▶ _Task description_: Find each line holding "Avertissements" and copy it out.

================

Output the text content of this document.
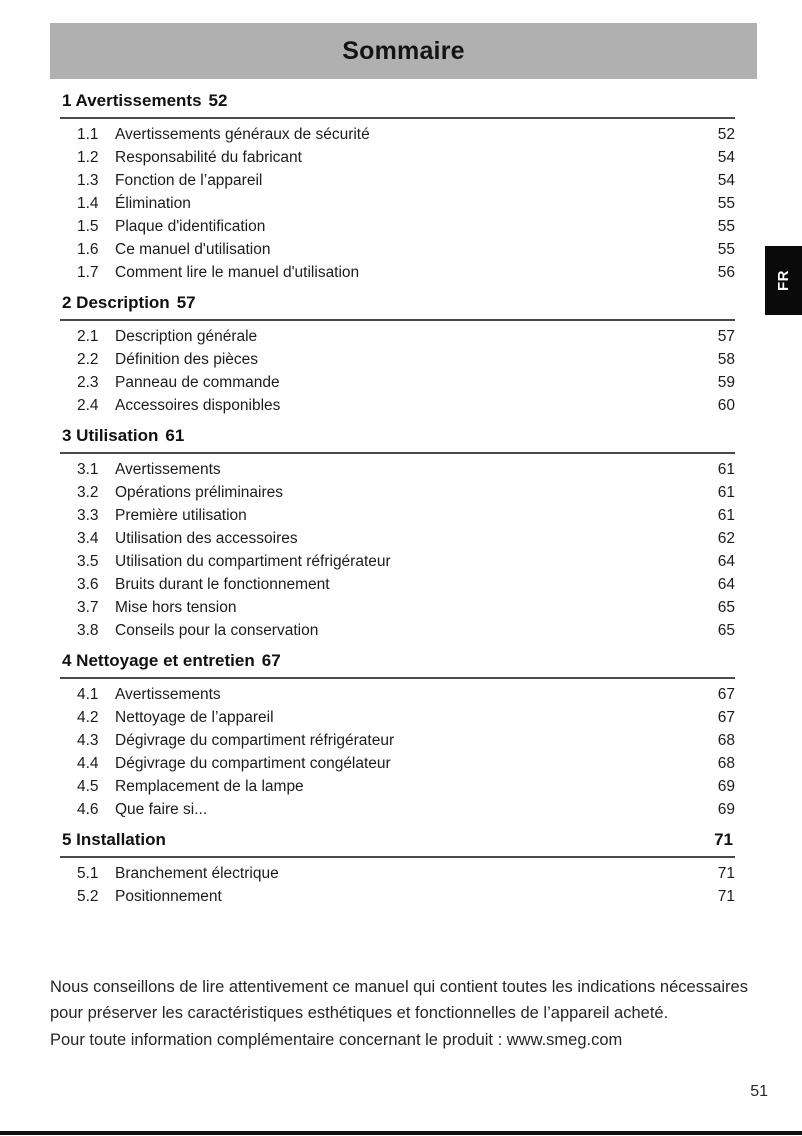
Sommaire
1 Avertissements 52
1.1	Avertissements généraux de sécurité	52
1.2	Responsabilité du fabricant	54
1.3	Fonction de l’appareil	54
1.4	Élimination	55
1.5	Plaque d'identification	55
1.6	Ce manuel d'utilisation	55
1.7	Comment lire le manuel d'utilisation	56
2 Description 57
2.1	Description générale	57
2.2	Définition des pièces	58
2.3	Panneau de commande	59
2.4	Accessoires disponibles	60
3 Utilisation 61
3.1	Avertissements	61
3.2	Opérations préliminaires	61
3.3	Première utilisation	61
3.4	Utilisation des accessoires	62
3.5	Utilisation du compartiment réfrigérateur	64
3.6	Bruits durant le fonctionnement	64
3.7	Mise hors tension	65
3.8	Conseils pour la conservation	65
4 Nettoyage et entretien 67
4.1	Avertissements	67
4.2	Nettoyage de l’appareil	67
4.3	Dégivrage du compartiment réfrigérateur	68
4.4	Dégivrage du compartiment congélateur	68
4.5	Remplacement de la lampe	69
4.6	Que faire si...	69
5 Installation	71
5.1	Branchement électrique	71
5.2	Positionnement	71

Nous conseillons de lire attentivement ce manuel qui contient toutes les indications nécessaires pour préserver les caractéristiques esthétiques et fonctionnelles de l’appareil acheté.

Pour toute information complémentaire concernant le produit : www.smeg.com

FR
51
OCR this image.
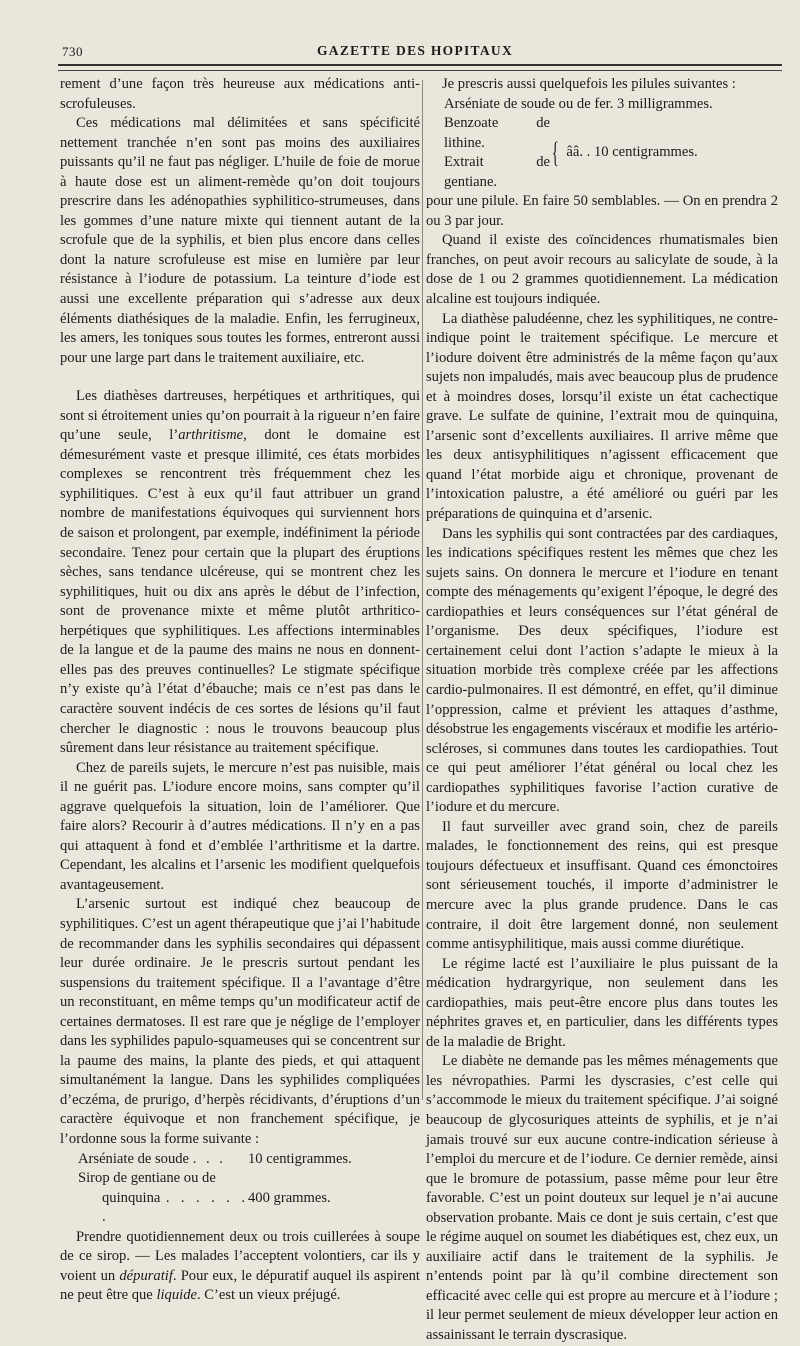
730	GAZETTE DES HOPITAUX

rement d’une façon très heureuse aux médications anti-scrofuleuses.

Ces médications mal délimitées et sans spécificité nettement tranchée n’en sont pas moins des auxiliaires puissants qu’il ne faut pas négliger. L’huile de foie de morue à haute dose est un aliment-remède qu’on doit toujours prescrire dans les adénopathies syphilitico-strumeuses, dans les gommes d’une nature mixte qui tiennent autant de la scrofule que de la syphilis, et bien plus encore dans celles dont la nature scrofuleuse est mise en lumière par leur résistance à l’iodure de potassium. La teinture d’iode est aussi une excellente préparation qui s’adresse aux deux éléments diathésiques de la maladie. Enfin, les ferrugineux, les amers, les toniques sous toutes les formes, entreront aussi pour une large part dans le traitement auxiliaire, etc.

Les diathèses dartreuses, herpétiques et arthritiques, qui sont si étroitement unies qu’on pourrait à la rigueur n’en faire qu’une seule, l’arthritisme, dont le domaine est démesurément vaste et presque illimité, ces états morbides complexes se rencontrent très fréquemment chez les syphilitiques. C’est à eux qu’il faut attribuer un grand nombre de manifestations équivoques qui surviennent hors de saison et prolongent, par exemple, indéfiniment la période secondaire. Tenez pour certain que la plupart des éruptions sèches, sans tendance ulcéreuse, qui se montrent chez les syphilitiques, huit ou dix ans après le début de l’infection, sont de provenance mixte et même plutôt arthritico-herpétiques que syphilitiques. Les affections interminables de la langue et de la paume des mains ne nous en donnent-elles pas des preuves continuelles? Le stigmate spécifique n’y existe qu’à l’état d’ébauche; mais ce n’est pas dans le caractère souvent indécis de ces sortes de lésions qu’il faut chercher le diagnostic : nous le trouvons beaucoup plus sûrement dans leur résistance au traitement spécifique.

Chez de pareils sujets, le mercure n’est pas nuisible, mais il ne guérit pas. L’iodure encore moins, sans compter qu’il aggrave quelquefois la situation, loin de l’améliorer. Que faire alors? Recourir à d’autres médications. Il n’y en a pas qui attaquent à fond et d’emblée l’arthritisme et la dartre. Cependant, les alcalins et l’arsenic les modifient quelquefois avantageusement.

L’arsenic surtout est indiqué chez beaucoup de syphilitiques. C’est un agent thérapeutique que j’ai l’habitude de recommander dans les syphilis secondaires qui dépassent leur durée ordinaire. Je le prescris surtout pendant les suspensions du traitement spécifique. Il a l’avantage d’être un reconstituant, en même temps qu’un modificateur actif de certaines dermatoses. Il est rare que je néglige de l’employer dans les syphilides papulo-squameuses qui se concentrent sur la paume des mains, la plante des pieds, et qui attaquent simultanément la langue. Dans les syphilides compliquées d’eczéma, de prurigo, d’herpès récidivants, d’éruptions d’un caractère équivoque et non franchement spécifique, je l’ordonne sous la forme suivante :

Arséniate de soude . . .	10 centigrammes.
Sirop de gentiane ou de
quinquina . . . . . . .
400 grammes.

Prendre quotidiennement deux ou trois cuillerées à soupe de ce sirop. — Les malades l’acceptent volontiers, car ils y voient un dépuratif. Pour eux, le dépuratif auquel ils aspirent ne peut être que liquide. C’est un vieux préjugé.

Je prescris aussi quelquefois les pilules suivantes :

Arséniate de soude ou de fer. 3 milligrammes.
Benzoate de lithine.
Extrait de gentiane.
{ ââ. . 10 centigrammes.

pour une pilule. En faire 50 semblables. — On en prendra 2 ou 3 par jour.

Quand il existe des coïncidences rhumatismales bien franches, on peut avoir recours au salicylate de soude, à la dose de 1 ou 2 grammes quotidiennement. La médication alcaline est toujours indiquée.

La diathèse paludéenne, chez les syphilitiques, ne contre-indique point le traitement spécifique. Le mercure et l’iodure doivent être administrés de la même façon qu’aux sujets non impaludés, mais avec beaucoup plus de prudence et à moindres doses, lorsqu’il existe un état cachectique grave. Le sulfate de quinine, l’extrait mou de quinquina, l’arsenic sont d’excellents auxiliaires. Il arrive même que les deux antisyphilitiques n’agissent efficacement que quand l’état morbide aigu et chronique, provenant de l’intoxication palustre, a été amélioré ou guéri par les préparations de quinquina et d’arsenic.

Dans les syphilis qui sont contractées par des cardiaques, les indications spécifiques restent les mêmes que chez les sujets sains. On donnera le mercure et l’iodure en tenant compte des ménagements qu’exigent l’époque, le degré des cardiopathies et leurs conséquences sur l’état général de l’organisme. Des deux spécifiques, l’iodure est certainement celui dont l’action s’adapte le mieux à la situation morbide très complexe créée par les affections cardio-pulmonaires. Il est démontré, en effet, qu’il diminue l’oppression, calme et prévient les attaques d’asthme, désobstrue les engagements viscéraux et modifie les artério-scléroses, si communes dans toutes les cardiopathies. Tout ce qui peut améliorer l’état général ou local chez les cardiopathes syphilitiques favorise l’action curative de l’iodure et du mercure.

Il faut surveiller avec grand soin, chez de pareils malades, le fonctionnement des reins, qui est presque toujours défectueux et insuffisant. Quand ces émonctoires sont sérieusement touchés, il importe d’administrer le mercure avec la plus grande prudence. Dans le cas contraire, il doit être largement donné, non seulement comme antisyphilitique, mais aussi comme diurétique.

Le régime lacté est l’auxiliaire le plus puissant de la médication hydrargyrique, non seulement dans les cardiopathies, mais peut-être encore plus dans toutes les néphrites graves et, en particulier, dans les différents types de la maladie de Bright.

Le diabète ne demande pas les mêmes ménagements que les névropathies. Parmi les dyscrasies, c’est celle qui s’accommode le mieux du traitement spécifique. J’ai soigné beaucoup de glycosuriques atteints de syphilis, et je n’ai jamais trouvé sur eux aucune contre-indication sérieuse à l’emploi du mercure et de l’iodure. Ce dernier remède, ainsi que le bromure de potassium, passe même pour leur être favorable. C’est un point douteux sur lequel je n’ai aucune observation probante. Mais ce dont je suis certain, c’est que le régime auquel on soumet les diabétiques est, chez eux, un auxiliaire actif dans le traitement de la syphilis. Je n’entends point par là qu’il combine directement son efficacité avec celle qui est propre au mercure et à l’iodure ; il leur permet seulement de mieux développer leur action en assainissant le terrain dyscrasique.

================

▶ _Task output_:
1 Avertissements 52
1.1	Avertissements généraux de sécurité	52
3.1	Avertissements	61
4.1	Avertissements	67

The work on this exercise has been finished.